▸ RECORDS SUPPLIED:
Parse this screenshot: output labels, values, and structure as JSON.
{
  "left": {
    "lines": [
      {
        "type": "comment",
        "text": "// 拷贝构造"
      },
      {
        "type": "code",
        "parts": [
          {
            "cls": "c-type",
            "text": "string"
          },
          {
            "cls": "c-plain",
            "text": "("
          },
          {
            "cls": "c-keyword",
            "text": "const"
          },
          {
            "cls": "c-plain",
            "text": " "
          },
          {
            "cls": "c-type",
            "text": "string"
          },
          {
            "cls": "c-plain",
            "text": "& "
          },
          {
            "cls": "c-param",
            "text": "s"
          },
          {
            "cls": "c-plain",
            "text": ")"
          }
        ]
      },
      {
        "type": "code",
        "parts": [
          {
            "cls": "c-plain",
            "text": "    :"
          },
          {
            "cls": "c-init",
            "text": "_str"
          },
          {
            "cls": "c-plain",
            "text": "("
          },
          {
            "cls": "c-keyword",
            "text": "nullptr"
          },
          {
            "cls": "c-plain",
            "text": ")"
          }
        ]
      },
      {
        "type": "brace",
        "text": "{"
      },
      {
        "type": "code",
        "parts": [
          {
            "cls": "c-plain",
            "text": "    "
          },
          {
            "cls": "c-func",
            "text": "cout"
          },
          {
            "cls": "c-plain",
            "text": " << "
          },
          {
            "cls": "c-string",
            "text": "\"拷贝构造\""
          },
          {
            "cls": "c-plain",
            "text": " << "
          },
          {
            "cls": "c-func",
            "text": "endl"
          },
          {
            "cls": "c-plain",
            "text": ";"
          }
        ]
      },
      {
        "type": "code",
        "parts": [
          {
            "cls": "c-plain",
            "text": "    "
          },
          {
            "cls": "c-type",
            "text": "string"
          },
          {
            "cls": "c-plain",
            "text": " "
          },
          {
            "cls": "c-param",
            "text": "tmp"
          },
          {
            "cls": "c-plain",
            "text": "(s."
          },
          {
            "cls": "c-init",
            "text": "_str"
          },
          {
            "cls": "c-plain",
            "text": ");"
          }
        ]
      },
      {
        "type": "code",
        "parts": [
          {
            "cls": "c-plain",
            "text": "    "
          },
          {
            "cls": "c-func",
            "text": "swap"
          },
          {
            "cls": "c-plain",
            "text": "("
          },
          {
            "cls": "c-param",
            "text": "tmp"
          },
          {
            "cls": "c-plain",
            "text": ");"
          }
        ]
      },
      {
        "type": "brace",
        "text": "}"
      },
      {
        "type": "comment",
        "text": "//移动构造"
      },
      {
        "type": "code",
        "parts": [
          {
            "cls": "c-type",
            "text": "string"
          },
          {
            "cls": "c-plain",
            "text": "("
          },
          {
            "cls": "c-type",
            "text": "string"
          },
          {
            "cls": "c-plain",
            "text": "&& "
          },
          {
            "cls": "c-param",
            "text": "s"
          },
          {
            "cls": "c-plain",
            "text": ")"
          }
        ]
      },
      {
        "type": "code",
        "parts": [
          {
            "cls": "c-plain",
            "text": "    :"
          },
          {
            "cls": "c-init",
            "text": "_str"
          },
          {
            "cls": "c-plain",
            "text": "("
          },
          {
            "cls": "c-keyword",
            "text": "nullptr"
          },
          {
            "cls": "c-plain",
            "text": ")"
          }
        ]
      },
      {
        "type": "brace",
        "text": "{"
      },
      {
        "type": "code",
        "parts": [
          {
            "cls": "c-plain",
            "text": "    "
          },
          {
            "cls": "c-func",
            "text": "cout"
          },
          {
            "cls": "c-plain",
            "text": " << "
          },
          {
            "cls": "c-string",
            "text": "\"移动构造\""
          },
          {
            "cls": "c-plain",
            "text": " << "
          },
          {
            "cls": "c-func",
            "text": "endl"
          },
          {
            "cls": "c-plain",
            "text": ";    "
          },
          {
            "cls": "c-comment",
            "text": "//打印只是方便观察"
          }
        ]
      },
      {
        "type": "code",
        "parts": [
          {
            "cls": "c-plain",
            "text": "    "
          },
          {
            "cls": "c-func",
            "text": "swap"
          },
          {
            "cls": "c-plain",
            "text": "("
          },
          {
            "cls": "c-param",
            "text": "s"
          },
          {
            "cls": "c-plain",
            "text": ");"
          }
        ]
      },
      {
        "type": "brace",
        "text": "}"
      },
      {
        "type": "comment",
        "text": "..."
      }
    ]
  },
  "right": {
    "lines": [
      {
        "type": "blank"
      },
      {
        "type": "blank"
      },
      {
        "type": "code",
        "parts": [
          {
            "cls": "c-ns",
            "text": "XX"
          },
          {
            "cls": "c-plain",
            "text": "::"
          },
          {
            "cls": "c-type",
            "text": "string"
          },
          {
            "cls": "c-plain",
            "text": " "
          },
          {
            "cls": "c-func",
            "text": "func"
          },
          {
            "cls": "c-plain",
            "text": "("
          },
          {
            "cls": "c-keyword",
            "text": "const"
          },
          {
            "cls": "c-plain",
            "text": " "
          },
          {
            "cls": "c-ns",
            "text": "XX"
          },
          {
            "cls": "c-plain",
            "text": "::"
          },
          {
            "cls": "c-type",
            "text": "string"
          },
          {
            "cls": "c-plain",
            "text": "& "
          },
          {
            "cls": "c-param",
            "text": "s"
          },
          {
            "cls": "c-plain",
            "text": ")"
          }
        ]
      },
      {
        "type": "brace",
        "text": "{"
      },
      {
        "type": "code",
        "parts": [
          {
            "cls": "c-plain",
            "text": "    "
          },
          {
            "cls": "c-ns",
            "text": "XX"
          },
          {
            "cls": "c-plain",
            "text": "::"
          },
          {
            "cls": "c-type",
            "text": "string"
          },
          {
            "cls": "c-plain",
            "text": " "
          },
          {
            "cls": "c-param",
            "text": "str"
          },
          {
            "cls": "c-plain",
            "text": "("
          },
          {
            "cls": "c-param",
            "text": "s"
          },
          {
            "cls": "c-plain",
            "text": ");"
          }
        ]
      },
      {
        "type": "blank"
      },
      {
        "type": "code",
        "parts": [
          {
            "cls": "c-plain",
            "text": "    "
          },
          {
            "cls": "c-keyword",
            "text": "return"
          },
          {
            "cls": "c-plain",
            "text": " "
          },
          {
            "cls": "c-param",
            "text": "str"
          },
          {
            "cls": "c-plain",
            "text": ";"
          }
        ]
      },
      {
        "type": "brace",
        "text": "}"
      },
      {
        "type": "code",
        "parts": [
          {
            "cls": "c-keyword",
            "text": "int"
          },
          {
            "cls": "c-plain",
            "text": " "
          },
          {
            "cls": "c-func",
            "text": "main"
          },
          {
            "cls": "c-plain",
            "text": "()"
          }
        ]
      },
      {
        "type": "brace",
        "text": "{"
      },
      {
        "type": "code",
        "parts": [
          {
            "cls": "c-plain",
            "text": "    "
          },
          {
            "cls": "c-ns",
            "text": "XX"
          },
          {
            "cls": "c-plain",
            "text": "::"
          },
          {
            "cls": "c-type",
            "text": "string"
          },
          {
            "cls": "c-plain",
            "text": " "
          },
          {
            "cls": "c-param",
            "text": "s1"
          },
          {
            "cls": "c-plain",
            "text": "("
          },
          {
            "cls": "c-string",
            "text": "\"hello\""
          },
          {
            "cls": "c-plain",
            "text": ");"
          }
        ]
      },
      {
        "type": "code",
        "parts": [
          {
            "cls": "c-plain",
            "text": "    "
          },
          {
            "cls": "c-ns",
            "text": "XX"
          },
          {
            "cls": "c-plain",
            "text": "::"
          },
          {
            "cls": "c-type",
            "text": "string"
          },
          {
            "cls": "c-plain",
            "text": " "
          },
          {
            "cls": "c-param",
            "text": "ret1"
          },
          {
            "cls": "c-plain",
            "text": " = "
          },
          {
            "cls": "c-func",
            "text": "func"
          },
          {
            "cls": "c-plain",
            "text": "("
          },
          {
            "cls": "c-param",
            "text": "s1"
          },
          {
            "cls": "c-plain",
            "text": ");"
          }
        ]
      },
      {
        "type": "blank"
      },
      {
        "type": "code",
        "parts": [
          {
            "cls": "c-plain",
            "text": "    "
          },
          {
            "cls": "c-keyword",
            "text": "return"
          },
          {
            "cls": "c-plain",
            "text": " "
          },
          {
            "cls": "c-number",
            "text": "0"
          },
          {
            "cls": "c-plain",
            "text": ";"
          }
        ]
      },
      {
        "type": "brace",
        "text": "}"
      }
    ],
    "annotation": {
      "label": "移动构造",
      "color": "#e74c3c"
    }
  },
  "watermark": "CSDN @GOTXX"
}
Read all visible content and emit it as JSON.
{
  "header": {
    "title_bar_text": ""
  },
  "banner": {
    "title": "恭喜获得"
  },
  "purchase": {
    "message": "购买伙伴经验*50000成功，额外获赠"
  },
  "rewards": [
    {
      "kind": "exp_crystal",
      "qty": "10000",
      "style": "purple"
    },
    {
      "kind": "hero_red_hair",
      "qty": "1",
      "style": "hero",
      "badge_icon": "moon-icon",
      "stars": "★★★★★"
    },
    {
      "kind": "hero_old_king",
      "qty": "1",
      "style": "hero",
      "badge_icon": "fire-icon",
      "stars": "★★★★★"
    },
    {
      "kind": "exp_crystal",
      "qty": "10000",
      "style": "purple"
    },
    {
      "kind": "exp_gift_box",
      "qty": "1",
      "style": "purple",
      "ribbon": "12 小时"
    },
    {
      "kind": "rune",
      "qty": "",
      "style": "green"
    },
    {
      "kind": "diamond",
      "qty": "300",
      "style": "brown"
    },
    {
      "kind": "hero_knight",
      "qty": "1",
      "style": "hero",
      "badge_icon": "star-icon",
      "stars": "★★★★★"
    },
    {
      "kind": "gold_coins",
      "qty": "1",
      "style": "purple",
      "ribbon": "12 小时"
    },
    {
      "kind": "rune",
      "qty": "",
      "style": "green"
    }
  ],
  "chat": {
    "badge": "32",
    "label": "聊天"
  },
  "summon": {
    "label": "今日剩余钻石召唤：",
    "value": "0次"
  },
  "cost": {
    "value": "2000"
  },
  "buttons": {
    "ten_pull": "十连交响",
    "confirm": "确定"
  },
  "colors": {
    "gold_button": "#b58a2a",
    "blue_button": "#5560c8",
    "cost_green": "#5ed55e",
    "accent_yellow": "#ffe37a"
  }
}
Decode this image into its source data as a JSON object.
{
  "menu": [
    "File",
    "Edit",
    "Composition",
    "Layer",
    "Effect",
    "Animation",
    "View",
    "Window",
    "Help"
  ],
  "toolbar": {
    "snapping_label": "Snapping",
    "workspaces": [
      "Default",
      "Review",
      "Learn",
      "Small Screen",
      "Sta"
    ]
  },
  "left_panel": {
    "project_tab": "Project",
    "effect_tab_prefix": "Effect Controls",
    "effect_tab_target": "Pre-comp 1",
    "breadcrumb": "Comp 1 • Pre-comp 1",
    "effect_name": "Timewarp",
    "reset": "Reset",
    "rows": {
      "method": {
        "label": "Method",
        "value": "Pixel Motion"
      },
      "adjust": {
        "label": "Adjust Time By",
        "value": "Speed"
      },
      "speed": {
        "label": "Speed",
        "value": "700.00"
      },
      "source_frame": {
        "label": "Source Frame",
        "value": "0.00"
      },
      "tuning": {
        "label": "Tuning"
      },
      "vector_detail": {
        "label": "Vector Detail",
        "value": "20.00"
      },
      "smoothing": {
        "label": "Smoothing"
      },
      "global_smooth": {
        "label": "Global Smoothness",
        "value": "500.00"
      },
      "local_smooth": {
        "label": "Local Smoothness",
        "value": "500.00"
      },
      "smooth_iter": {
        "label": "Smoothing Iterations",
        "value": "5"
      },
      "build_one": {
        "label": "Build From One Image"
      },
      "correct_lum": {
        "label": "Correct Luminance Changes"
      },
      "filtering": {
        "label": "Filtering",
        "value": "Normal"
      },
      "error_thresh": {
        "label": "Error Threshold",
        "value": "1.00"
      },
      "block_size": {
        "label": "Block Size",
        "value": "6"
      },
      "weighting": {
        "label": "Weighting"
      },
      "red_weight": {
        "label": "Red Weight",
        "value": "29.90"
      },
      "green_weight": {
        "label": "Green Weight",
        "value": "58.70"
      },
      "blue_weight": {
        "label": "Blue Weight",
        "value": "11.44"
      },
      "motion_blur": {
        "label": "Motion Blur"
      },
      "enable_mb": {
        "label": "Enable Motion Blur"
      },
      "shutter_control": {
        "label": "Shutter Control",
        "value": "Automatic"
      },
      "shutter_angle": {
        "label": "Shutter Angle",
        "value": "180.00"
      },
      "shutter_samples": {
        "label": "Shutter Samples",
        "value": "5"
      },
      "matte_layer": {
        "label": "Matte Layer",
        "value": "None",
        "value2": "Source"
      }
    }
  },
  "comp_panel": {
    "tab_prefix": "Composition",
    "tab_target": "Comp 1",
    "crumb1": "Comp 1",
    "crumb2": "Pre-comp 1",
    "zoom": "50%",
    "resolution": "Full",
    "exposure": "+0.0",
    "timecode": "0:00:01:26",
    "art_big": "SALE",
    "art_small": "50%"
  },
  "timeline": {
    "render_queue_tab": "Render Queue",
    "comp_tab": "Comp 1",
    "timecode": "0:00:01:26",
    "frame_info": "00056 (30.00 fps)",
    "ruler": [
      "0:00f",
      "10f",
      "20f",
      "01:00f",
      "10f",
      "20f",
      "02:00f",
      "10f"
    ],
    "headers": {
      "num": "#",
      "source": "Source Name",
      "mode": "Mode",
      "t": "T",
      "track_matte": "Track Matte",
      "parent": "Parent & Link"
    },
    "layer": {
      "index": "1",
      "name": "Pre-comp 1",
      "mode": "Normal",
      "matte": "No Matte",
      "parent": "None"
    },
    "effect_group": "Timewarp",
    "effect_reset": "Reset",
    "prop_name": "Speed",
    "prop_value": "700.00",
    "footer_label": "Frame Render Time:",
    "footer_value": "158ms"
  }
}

▸ WHAT IS REQUIRED:
All lines in the data that contain the word "Timewarp" should be copied.

▸ FULL SOLUTION:
    "effect_name": "Timewarp",
    "effect_group": "Timewarp",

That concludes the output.